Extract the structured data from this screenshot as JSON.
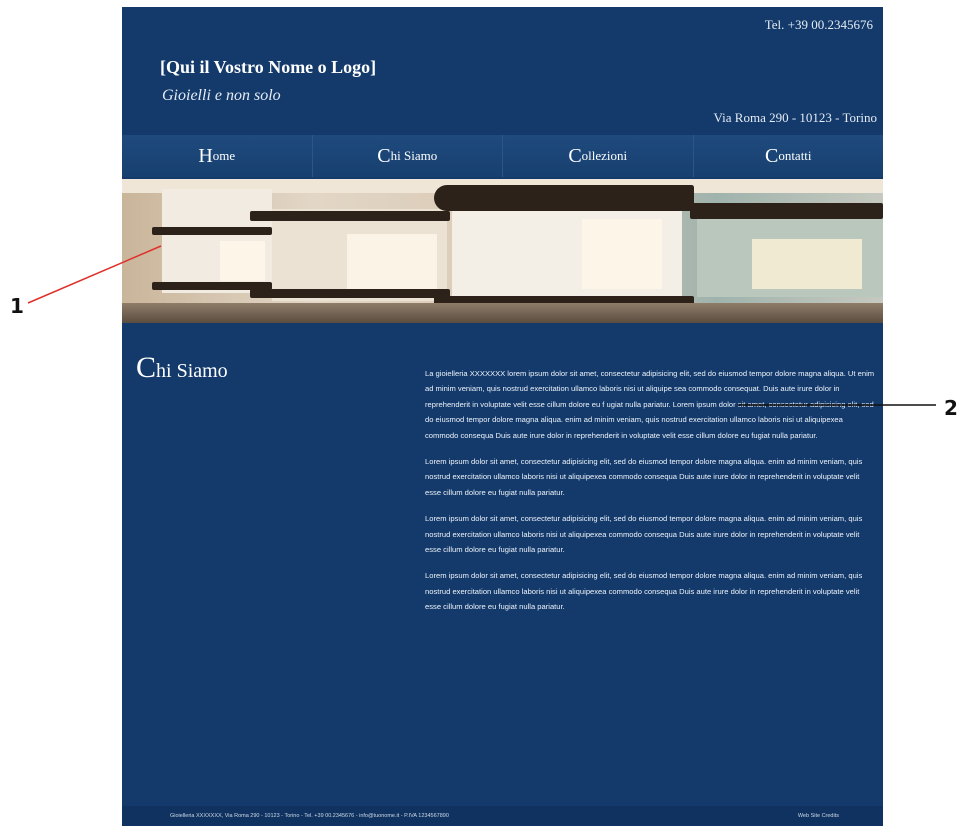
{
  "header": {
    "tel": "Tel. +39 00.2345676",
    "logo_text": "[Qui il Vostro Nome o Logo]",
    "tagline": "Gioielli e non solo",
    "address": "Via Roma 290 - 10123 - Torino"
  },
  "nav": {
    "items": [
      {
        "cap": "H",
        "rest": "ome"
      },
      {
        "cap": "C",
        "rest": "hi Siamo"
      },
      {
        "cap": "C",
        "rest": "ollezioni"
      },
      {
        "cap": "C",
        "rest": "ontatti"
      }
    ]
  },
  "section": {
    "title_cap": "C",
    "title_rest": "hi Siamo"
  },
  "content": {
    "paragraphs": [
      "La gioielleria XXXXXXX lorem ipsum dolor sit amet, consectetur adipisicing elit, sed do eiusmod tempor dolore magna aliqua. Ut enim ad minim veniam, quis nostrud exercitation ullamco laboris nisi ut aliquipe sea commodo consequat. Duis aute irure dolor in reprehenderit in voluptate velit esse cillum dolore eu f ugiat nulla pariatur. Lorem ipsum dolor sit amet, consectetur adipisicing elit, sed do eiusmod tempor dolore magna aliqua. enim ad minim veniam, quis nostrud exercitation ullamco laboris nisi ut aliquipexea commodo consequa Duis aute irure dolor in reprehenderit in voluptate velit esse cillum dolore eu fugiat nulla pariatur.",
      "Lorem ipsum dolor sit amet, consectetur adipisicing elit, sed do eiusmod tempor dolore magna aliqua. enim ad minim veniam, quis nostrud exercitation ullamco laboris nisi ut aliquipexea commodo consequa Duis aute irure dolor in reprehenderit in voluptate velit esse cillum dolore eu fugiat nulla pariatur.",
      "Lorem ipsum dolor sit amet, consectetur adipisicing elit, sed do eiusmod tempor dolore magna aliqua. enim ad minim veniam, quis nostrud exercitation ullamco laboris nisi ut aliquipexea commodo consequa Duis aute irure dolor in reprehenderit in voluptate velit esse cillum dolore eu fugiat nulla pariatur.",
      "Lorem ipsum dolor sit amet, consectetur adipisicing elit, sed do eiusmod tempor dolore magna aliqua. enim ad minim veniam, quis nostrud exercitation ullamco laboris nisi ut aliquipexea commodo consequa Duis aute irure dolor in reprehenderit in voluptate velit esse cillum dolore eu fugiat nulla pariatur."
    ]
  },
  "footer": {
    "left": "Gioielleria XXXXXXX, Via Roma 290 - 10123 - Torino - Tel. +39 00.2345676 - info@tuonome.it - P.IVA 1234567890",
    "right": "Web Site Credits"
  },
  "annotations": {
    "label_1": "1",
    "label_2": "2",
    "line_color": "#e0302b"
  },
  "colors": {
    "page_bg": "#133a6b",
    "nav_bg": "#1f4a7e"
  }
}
■ ■ ■ ■ ■
▶ [REQUIREMENT]
Repeat each entry exactly as given; no pictures belong in the copy.

▶ [REPLY TO THE EXERCISE]
Extract the structured data from this screenshot as JSON.
{
  "header": {
    "tel": "Tel. +39 00.2345676",
    "logo_text": "[Qui il Vostro Nome o Logo]",
    "tagline": "Gioielli e non solo",
    "address": "Via Roma 290 - 10123 - Torino"
  },
  "nav": {
    "items": [
      {
        "cap": "H",
        "rest": "ome"
      },
      {
        "cap": "C",
        "rest": "hi Siamo"
      },
      {
        "cap": "C",
        "rest": "ollezioni"
      },
      {
        "cap": "C",
        "rest": "ontatti"
      }
    ]
  },
  "section": {
    "title_cap": "C",
    "title_rest": "hi Siamo"
  },
  "content": {
    "paragraphs": [
      "La gioielleria XXXXXXX lorem ipsum dolor sit amet, consectetur adipisicing elit, sed do eiusmod tempor dolore magna aliqua. Ut enim ad minim veniam, quis nostrud exercitation ullamco laboris nisi ut aliquipe sea commodo consequat. Duis aute irure dolor in reprehenderit in voluptate velit esse cillum dolore eu f ugiat nulla pariatur. Lorem ipsum dolor sit amet, consectetur adipisicing elit, sed do eiusmod tempor dolore magna aliqua. enim ad minim veniam, quis nostrud exercitation ullamco laboris nisi ut aliquipexea commodo consequa Duis aute irure dolor in reprehenderit in voluptate velit esse cillum dolore eu fugiat nulla pariatur.",
      "Lorem ipsum dolor sit amet, consectetur adipisicing elit, sed do eiusmod tempor dolore magna aliqua. enim ad minim veniam, quis nostrud exercitation ullamco laboris nisi ut aliquipexea commodo consequa Duis aute irure dolor in reprehenderit in voluptate velit esse cillum dolore eu fugiat nulla pariatur.",
      "Lorem ipsum dolor sit amet, consectetur adipisicing elit, sed do eiusmod tempor dolore magna aliqua. enim ad minim veniam, quis nostrud exercitation ullamco laboris nisi ut aliquipexea commodo consequa Duis aute irure dolor in reprehenderit in voluptate velit esse cillum dolore eu fugiat nulla pariatur.",
      "Lorem ipsum dolor sit amet, consectetur adipisicing elit, sed do eiusmod tempor dolore magna aliqua. enim ad minim veniam, quis nostrud exercitation ullamco laboris nisi ut aliquipexea commodo consequa Duis aute irure dolor in reprehenderit in voluptate velit esse cillum dolore eu fugiat nulla pariatur."
    ]
  },
  "footer": {
    "left": "Gioielleria XXXXXXX, Via Roma 290 - 10123 - Torino - Tel. +39 00.2345676 - info@tuonome.it - P.IVA 1234567890",
    "right": "Web Site Credits"
  },
  "annotations": {
    "label_1": "1",
    "label_2": "2",
    "line_color": "#e0302b"
  },
  "colors": {
    "page_bg": "#133a6b",
    "nav_bg": "#1f4a7e"
  }
}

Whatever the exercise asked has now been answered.